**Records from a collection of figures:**
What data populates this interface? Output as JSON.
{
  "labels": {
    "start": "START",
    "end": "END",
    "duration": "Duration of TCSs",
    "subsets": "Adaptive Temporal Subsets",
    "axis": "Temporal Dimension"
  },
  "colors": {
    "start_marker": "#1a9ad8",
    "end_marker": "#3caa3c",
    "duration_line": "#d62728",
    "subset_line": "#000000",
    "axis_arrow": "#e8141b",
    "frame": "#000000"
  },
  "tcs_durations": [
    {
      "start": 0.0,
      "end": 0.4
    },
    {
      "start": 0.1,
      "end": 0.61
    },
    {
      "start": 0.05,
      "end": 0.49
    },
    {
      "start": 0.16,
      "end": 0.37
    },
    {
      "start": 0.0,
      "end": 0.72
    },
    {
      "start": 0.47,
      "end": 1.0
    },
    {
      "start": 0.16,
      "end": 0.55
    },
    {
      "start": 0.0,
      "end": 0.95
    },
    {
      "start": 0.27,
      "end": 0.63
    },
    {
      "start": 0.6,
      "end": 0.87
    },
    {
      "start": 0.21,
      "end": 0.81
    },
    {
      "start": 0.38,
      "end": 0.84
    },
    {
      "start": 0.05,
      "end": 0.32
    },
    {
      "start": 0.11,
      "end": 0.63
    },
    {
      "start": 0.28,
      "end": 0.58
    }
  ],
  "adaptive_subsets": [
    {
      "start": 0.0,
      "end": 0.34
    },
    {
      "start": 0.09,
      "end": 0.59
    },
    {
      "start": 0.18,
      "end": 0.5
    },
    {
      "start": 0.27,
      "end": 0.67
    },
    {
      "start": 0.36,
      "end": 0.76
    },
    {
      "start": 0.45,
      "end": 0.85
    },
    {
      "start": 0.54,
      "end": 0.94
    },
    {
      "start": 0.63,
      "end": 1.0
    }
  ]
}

**THE EXERCISE:**
Gather each line that holds "Temporal".

**CORRECT RESULT:**
    "subsets": "Adaptive Temporal Subsets",
    "axis": "Temporal Dimension"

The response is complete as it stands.